▶ _Short problem_:
Every entry that follows should be reproduced exactly.

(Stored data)

..........

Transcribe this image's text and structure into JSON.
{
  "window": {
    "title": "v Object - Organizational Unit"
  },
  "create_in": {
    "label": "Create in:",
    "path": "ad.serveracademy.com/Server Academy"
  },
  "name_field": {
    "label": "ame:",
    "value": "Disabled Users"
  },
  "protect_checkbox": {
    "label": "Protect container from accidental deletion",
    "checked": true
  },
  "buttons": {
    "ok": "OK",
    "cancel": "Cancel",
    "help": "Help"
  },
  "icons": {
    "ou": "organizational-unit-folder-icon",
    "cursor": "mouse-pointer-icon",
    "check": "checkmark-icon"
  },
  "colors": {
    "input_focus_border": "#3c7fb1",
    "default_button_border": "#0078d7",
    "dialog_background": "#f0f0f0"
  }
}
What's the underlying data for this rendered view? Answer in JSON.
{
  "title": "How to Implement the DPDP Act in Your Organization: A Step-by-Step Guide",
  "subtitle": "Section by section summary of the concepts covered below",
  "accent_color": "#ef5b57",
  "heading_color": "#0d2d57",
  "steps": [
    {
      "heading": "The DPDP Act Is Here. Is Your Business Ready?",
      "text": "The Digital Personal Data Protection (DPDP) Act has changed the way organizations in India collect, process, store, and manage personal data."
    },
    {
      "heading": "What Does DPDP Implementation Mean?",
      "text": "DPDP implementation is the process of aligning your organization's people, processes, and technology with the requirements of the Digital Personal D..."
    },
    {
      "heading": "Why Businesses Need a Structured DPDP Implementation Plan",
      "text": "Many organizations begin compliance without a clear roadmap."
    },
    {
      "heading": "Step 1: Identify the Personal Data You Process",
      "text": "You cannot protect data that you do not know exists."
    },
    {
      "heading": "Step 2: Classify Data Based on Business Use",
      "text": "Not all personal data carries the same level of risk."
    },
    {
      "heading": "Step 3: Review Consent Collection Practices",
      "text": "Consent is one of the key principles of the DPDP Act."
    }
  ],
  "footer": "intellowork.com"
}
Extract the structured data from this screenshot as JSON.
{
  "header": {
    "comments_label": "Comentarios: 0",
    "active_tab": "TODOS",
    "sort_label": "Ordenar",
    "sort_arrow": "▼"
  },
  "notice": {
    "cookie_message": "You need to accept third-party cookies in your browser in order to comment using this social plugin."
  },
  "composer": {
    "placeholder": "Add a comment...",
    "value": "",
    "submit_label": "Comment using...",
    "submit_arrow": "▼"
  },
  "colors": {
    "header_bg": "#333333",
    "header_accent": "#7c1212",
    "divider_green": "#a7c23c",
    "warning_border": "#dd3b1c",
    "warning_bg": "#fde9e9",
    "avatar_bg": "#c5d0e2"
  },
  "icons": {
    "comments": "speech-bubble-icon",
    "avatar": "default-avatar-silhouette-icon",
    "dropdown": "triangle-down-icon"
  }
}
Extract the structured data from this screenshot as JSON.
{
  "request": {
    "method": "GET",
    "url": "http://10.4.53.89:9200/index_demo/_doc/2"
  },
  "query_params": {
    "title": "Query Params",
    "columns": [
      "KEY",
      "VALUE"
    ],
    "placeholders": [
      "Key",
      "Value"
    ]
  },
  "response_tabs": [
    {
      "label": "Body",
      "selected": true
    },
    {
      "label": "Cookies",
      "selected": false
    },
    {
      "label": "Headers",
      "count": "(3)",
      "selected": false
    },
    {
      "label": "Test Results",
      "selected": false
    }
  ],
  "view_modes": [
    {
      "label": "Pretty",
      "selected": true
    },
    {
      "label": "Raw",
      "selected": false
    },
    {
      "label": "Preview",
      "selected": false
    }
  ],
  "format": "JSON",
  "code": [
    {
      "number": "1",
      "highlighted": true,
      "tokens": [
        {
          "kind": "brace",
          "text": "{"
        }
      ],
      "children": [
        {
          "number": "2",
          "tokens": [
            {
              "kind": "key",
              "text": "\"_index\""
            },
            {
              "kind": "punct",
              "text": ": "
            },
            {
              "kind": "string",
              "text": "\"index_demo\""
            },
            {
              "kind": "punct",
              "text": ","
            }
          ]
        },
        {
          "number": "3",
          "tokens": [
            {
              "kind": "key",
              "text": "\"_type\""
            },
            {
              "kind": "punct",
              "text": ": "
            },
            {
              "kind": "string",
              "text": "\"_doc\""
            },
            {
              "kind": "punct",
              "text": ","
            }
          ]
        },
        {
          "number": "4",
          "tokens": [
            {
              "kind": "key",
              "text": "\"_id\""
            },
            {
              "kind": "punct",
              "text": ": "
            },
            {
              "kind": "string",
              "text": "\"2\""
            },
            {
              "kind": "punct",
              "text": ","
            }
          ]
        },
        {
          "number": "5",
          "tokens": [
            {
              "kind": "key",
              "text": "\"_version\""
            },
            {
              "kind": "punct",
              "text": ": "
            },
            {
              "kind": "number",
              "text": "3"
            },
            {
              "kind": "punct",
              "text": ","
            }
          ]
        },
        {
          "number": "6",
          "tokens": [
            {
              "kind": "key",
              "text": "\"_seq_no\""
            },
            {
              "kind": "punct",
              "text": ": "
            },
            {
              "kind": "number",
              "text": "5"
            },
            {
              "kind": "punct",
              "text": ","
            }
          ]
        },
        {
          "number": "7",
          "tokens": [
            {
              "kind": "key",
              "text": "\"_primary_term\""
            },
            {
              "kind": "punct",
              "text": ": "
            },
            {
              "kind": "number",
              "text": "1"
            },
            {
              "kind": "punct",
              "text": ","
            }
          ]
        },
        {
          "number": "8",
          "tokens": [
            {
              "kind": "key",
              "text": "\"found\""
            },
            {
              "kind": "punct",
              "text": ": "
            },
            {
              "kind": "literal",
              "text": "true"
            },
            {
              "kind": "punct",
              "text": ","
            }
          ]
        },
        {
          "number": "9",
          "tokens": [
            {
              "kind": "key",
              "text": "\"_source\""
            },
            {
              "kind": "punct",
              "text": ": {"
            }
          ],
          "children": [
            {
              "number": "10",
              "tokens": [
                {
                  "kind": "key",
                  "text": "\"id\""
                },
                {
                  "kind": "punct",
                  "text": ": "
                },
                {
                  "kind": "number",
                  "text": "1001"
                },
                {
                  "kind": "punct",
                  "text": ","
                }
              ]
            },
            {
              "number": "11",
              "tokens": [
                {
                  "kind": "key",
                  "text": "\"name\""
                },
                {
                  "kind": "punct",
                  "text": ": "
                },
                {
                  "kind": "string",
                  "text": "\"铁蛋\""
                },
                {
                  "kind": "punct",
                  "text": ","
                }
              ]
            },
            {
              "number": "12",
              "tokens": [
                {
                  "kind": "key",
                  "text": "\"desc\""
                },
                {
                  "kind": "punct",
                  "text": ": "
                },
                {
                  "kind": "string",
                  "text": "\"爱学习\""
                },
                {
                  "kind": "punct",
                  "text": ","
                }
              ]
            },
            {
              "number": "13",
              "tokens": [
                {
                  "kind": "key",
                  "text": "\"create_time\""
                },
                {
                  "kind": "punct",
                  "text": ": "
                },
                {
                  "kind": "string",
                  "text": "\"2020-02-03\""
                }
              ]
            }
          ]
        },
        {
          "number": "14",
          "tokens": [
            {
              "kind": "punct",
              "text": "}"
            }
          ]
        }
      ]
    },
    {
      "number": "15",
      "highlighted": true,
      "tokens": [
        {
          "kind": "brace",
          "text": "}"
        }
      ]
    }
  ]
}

..........

▶ _Exercise response_:
Transcribe this image's text and structure into JSON.
{
  "window": {
    "title": "v Object - Organizational Unit"
  },
  "create_in": {
    "label": "Create in:",
    "path": "ad.serveracademy.com/Server Academy"
  },
  "name_field": {
    "label": "ame:",
    "value": "Disabled Users"
  },
  "protect_checkbox": {
    "label": "Protect container from accidental deletion",
    "checked": true
  },
  "buttons": {
    "ok": "OK",
    "cancel": "Cancel",
    "help": "Help"
  },
  "icons": {
    "ou": "organizational-unit-folder-icon",
    "cursor": "mouse-pointer-icon",
    "check": "checkmark-icon"
  },
  "colors": {
    "input_focus_border": "#3c7fb1",
    "default_button_border": "#0078d7",
    "dialog_background": "#f0f0f0"
  }
}
What's the underlying data for this rendered view? Answer in JSON.
{
  "title": "How to Implement the DPDP Act in Your Organization: A Step-by-Step Guide",
  "subtitle": "Section by section summary of the concepts covered below",
  "accent_color": "#ef5b57",
  "heading_color": "#0d2d57",
  "steps": [
    {
      "heading": "The DPDP Act Is Here. Is Your Business Ready?",
      "text": "The Digital Personal Data Protection (DPDP) Act has changed the way organizations in India collect, process, store, and manage personal data."
    },
    {
      "heading": "What Does DPDP Implementation Mean?",
      "text": "DPDP implementation is the process of aligning your organization's people, processes, and technology with the requirements of the Digital Personal D..."
    },
    {
      "heading": "Why Businesses Need a Structured DPDP Implementation Plan",
      "text": "Many organizations begin compliance without a clear roadmap."
    },
    {
      "heading": "Step 1: Identify the Personal Data You Process",
      "text": "You cannot protect data that you do not know exists."
    },
    {
      "heading": "Step 2: Classify Data Based on Business Use",
      "text": "Not all personal data carries the same level of risk."
    },
    {
      "heading": "Step 3: Review Consent Collection Practices",
      "text": "Consent is one of the key principles of the DPDP Act."
    }
  ],
  "footer": "intellowork.com"
}
Extract the structured data from this screenshot as JSON.
{
  "header": {
    "comments_label": "Comentarios: 0",
    "active_tab": "TODOS",
    "sort_label": "Ordenar",
    "sort_arrow": "▼"
  },
  "notice": {
    "cookie_message": "You need to accept third-party cookies in your browser in order to comment using this social plugin."
  },
  "composer": {
    "placeholder": "Add a comment...",
    "value": "",
    "submit_label": "Comment using...",
    "submit_arrow": "▼"
  },
  "colors": {
    "header_bg": "#333333",
    "header_accent": "#7c1212",
    "divider_green": "#a7c23c",
    "warning_border": "#dd3b1c",
    "warning_bg": "#fde9e9",
    "avatar_bg": "#c5d0e2"
  },
  "icons": {
    "comments": "speech-bubble-icon",
    "avatar": "default-avatar-silhouette-icon",
    "dropdown": "triangle-down-icon"
  }
}
Extract the structured data from this screenshot as JSON.
{
  "request": {
    "method": "GET",
    "url": "http://10.4.53.89:9200/index_demo/_doc/2"
  },
  "query_params": {
    "title": "Query Params",
    "columns": [
      "KEY",
      "VALUE"
    ],
    "placeholders": [
      "Key",
      "Value"
    ]
  },
  "response_tabs": [
    {
      "label": "Body",
      "selected": true
    },
    {
      "label": "Cookies",
      "selected": false
    },
    {
      "label": "Headers",
      "count": "(3)",
      "selected": false
    },
    {
      "label": "Test Results",
      "selected": false
    }
  ],
  "view_modes": [
    {
      "label": "Pretty",
      "selected": true
    },
    {
      "label": "Raw",
      "selected": false
    },
    {
      "label": "Preview",
      "selected": false
    }
  ],
  "format": "JSON",
  "code": [
    {
      "number": "1",
      "highlighted": true,
      "tokens": [
        {
          "kind": "brace",
          "text": "{"
        }
      ],
      "children": [
        {
          "number": "2",
          "tokens": [
            {
              "kind": "key",
              "text": "\"_index\""
            },
            {
              "kind": "punct",
              "text": ": "
            },
            {
              "kind": "string",
              "text": "\"index_demo\""
            },
            {
              "kind": "punct",
              "text": ","
            }
          ]
        },
        {
          "number": "3",
          "tokens": [
            {
              "kind": "key",
              "text": "\"_type\""
            },
            {
              "kind": "punct",
              "text": ": "
            },
            {
              "kind": "string",
              "text": "\"_doc\""
            },
            {
              "kind": "punct",
              "text": ","
            }
          ]
        },
        {
          "number": "4",
          "tokens": [
            {
              "kind": "key",
              "text": "\"_id\""
            },
            {
              "kind": "punct",
              "text": ": "
            },
            {
              "kind": "string",
              "text": "\"2\""
            },
            {
              "kind": "punct",
              "text": ","
            }
          ]
        },
        {
          "number": "5",
          "tokens": [
            {
              "kind": "key",
              "text": "\"_version\""
            },
            {
              "kind": "punct",
              "text": ": "
            },
            {
              "kind": "number",
              "text": "3"
            },
            {
              "kind": "punct",
              "text": ","
            }
          ]
        },
        {
          "number": "6",
          "tokens": [
            {
              "kind": "key",
              "text": "\"_seq_no\""
            },
            {
              "kind": "punct",
              "text": ": "
            },
            {
              "kind": "number",
              "text": "5"
            },
            {
              "kind": "punct",
              "text": ","
            }
          ]
        },
        {
          "number": "7",
          "tokens": [
            {
              "kind": "key",
              "text": "\"_primary_term\""
            },
            {
              "kind": "punct",
              "text": ": "
            },
            {
              "kind": "number",
              "text": "1"
            },
            {
              "kind": "punct",
              "text": ","
            }
          ]
        },
        {
          "number": "8",
          "tokens": [
            {
              "kind": "key",
              "text": "\"found\""
            },
            {
              "kind": "punct",
              "text": ": "
            },
            {
              "kind": "literal",
              "text": "true"
            },
            {
              "kind": "punct",
              "text": ","
            }
          ]
        },
        {
          "number": "9",
          "tokens": [
            {
              "kind": "key",
              "text": "\"_source\""
            },
            {
              "kind": "punct",
              "text": ": {"
            }
          ],
          "children": [
            {
              "number": "10",
              "tokens": [
                {
                  "kind": "key",
                  "text": "\"id\""
                },
                {
                  "kind": "punct",
                  "text": ": "
                },
                {
                  "kind": "number",
                  "text": "1001"
                },
                {
                  "kind": "punct",
                  "text": ","
                }
              ]
            },
            {
              "number": "11",
              "tokens": [
                {
                  "kind": "key",
                  "text": "\"name\""
                },
                {
                  "kind": "punct",
                  "text": ": "
                },
                {
                  "kind": "string",
                  "text": "\"铁蛋\""
                },
                {
                  "kind": "punct",
                  "text": ","
                }
              ]
            },
            {
              "number": "12",
              "tokens": [
                {
                  "kind": "key",
                  "text": "\"desc\""
                },
                {
                  "kind": "punct",
                  "text": ": "
                },
                {
                  "kind": "string",
                  "text": "\"爱学习\""
                },
                {
                  "kind": "punct",
                  "text": ","
                }
              ]
            },
            {
              "number": "13",
              "tokens": [
                {
                  "kind": "key",
                  "text": "\"create_time\""
                },
                {
                  "kind": "punct",
                  "text": ": "
                },
                {
                  "kind": "string",
                  "text": "\"2020-02-03\""
                }
              ]
            }
          ]
        },
        {
          "number": "14",
          "tokens": [
            {
              "kind": "punct",
              "text": "}"
            }
          ]
        }
      ]
    },
    {
      "number": "15",
      "highlighted": true,
      "tokens": [
        {
          "kind": "brace",
          "text": "}"
        }
      ]
    }
  ]
}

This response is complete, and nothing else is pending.